## Goal
Write out every line below that includes the word "title".
┏━━
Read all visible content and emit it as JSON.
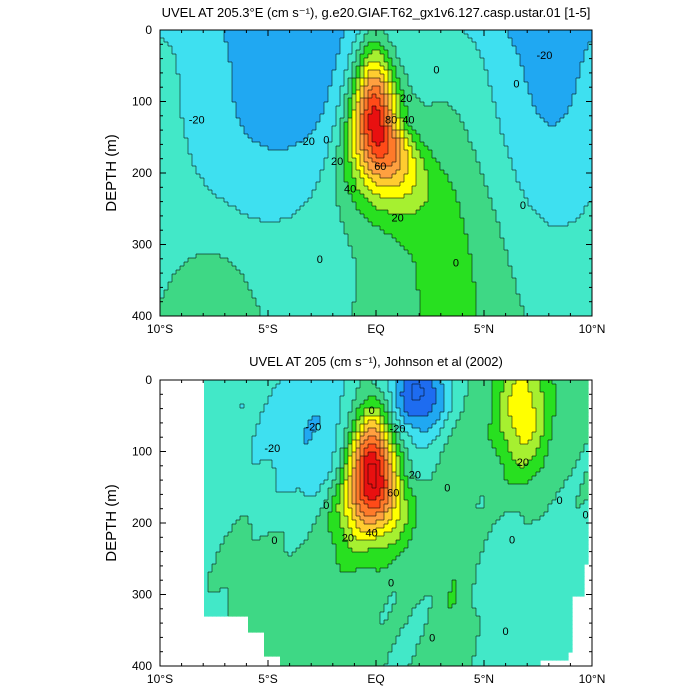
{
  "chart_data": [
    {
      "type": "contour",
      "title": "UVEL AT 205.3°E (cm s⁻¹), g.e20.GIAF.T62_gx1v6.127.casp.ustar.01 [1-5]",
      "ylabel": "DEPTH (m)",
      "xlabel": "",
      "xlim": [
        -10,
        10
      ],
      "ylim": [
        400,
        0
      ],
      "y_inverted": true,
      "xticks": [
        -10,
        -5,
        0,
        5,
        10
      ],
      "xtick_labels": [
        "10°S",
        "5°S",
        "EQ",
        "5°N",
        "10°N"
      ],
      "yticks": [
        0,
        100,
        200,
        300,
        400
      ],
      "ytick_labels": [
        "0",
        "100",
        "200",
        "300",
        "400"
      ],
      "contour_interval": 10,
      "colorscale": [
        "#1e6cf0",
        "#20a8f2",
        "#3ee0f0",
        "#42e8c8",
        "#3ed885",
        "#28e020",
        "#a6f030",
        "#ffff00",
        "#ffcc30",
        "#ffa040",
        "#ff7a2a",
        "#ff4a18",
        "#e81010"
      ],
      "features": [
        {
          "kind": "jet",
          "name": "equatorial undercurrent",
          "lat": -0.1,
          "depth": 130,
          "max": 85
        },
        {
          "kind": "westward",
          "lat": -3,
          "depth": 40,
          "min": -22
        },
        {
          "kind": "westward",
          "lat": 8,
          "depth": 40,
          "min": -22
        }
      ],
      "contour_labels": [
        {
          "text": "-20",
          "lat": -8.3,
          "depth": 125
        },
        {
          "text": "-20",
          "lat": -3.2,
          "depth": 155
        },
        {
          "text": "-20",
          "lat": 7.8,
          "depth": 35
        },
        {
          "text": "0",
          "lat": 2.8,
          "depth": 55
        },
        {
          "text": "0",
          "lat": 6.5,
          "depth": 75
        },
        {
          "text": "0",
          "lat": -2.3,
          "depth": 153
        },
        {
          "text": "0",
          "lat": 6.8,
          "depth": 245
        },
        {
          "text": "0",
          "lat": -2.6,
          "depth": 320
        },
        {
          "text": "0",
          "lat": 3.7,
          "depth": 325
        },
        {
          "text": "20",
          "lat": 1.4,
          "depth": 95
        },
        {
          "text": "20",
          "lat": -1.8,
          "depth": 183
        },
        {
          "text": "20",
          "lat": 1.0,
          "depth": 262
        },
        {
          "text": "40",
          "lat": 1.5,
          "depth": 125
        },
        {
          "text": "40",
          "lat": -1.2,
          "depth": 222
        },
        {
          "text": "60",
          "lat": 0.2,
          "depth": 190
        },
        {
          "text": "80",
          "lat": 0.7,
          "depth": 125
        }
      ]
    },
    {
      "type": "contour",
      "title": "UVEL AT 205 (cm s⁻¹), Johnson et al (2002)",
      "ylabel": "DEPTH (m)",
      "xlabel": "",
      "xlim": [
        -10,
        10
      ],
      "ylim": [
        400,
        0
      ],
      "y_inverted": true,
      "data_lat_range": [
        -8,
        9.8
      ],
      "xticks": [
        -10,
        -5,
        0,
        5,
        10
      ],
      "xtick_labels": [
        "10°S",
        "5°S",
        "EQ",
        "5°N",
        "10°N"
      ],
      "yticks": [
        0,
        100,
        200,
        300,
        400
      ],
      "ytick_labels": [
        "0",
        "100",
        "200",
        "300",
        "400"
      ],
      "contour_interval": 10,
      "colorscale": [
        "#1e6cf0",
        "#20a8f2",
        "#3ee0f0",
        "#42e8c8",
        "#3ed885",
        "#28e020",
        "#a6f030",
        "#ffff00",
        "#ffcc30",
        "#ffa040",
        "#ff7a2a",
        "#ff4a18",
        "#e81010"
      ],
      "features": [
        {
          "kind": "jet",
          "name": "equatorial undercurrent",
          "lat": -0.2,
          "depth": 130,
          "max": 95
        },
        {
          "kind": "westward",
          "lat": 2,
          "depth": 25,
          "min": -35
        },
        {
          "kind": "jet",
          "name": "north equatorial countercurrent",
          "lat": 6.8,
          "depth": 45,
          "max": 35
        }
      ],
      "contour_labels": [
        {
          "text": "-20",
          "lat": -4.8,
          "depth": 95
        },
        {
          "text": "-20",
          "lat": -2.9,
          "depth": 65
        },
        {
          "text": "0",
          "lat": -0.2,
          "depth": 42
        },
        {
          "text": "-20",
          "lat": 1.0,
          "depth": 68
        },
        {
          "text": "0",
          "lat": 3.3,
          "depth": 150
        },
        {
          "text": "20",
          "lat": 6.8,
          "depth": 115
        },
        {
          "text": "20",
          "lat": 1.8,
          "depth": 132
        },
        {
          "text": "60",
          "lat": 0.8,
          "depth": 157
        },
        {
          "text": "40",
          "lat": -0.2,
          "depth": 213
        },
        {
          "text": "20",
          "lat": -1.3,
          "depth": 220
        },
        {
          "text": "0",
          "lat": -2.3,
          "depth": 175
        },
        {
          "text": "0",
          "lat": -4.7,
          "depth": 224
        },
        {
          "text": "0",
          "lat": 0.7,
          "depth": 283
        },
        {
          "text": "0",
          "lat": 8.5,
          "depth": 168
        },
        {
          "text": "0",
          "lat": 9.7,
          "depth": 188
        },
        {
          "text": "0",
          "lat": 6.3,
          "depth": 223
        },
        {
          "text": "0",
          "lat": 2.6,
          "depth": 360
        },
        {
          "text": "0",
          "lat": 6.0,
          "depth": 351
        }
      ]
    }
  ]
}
┗━━
┏━━
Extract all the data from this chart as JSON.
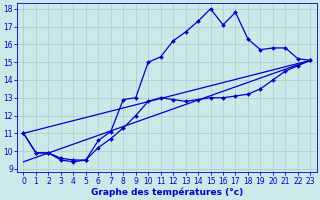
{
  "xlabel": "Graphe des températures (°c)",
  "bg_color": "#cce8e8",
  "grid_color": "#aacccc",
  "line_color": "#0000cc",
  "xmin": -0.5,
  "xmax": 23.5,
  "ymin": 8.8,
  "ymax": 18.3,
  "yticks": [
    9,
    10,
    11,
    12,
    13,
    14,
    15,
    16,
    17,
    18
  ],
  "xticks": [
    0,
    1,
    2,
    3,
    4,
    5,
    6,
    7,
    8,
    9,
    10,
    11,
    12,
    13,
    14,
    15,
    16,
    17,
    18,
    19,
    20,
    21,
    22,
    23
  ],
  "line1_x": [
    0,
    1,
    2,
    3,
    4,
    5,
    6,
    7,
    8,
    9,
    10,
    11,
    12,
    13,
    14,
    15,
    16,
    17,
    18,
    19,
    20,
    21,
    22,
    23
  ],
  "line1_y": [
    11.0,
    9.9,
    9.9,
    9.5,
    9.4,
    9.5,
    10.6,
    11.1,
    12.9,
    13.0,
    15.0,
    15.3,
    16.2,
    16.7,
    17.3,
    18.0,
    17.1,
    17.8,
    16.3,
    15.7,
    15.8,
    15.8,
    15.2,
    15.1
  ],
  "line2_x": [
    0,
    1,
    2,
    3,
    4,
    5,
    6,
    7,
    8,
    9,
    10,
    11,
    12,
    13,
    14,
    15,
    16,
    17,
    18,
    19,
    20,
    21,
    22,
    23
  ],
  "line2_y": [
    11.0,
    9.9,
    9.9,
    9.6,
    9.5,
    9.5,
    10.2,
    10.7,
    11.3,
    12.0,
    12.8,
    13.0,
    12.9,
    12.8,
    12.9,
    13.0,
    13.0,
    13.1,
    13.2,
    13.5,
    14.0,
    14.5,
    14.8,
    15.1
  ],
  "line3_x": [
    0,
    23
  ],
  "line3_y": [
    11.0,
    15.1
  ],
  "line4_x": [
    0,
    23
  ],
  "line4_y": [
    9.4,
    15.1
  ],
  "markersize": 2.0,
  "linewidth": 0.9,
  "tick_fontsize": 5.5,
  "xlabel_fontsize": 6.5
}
┗━━
## Result
      "title": "UVEL AT 205.3°E (cm s⁻¹), g.e20.GIAF.T62_gx1v6.127.casp.ustar.01 [1-5]",
      "title": "UVEL AT 205 (cm s⁻¹), Johnson et al (2002)",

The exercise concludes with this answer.